[A run of records]
┌────────

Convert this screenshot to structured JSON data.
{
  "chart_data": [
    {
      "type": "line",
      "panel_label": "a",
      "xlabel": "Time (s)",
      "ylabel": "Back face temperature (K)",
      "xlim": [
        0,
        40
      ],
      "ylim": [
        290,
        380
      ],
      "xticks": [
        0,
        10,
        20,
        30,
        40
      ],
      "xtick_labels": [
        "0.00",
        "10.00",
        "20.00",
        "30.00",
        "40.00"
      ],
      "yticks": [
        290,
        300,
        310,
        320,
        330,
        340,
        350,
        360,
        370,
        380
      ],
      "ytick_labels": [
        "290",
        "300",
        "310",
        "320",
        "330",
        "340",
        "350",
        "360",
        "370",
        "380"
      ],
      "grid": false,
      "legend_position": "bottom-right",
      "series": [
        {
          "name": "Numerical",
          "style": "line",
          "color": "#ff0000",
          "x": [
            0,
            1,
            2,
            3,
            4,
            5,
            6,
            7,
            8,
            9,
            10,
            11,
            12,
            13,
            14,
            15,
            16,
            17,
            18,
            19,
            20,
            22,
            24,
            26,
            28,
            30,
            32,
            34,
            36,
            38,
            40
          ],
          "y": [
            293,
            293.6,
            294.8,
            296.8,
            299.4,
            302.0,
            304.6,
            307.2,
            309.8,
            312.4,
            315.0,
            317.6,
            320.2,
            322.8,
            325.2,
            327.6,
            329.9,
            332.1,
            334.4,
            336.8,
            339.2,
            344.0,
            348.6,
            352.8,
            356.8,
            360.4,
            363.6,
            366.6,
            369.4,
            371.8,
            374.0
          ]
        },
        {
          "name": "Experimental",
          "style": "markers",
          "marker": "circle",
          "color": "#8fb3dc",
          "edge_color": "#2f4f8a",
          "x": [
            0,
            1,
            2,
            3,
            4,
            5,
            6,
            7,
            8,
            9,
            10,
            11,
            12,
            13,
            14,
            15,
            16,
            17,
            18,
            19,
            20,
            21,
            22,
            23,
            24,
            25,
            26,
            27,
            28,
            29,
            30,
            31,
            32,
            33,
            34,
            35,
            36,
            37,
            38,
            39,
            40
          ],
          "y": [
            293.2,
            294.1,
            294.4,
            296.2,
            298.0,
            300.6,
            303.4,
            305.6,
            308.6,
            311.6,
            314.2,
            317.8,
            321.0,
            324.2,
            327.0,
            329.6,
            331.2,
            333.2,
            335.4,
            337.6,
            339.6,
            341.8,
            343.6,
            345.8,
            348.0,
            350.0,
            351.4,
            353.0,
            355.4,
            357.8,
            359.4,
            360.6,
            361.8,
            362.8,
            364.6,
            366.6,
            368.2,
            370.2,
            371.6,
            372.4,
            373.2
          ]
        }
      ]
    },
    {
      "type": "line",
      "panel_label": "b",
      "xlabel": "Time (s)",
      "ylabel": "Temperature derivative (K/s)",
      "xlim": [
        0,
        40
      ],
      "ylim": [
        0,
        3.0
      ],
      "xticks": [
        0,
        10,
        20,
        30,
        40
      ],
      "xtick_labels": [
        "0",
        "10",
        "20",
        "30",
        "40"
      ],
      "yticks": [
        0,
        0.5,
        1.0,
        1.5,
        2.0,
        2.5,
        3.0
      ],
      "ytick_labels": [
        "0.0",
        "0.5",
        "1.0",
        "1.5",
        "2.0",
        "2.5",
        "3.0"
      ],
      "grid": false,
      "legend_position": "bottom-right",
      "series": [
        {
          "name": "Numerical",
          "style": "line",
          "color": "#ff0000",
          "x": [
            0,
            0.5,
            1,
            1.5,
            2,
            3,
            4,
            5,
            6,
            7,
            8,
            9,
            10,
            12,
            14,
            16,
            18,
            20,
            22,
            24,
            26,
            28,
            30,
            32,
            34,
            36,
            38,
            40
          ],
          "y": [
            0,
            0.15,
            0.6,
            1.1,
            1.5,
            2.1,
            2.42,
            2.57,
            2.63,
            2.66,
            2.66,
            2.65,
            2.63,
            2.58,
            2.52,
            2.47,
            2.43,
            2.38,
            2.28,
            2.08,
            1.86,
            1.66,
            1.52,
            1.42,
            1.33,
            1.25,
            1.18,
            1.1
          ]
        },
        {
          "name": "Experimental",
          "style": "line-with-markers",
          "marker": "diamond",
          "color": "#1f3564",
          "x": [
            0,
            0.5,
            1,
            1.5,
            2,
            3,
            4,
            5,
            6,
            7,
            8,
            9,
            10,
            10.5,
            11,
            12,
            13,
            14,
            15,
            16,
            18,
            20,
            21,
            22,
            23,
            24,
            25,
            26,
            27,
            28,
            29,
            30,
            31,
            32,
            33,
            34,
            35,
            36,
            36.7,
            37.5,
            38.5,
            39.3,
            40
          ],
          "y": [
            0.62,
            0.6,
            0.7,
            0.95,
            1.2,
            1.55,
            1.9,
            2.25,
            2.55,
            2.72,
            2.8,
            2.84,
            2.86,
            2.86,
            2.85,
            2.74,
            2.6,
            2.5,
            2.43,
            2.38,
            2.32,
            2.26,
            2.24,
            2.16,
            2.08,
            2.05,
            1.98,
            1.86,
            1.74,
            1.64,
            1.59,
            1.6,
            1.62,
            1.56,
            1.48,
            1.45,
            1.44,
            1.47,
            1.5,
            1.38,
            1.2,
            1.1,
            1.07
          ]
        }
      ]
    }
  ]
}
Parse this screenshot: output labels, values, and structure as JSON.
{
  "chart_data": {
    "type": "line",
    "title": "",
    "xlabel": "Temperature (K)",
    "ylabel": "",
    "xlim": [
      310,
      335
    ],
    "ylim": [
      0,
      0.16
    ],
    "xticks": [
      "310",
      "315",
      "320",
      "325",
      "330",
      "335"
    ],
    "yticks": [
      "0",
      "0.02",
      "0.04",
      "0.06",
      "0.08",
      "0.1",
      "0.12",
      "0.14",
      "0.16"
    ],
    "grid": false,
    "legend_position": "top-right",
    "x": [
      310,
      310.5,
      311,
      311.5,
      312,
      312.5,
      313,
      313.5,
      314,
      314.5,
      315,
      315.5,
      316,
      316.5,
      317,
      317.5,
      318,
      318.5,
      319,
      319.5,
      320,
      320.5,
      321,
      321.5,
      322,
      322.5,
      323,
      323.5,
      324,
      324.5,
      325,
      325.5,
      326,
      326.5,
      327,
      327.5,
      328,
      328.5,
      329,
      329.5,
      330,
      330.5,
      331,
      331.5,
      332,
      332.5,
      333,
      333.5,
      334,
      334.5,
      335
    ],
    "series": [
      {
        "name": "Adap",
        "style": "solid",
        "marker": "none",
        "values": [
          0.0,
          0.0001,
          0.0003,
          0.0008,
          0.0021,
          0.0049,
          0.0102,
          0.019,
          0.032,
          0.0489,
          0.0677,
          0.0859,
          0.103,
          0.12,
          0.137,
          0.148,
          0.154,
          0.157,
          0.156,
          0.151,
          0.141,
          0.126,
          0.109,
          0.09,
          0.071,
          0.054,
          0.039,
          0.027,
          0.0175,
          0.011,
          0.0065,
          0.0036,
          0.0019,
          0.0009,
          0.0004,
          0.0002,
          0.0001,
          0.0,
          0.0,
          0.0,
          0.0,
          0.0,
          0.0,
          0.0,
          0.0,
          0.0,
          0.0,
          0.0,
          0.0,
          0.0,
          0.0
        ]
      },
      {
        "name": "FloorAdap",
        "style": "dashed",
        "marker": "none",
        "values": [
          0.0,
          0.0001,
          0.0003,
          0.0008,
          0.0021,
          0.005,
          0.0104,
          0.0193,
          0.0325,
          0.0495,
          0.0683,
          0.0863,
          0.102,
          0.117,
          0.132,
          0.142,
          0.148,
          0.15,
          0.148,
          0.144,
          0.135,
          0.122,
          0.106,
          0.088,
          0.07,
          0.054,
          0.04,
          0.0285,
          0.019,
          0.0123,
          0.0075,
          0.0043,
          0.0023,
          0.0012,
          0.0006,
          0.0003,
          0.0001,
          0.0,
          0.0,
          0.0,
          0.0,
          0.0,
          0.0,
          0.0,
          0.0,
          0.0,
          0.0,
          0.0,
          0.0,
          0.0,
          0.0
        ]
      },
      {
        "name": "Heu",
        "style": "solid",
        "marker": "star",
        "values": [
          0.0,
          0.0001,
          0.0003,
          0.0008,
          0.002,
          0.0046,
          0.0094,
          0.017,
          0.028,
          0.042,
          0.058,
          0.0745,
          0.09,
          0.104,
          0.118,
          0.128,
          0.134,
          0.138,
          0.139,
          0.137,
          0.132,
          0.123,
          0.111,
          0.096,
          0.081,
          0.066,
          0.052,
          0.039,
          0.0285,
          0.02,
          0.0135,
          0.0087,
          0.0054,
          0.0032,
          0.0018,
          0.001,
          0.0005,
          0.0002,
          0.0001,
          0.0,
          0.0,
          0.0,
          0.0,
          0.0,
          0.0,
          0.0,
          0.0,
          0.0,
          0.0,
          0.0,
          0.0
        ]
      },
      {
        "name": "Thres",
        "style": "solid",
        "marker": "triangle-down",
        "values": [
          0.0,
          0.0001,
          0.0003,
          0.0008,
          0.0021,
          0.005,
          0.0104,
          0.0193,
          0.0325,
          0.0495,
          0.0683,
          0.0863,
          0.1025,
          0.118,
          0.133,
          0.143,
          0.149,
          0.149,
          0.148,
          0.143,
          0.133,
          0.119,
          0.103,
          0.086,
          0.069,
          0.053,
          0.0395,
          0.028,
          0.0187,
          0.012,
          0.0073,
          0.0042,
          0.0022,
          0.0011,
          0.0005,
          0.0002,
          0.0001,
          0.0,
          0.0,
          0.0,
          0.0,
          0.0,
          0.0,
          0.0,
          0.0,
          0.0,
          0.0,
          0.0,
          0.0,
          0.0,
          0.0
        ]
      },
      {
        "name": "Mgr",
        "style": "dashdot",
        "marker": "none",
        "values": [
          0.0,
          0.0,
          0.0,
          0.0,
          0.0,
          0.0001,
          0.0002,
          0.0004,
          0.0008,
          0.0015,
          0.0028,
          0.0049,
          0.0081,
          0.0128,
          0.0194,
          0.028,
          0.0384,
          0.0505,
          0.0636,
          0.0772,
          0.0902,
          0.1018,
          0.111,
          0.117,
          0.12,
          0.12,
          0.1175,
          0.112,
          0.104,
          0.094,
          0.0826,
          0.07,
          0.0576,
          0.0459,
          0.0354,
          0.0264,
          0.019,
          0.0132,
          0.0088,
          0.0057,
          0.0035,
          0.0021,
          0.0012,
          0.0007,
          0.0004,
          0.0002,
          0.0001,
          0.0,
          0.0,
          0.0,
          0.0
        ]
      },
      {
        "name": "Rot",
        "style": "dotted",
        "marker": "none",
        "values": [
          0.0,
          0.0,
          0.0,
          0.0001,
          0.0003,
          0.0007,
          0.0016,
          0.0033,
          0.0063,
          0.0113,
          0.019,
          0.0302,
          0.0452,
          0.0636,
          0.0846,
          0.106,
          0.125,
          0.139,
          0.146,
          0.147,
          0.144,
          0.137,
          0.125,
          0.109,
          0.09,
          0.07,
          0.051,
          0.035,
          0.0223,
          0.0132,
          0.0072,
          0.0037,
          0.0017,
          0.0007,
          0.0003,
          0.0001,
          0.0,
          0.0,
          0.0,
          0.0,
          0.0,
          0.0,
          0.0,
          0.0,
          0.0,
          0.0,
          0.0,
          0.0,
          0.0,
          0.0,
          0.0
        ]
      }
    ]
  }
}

└────────

To do: Return only the number of lines in the preceding records that contain the string "screenshot".

Result of this exercise: 2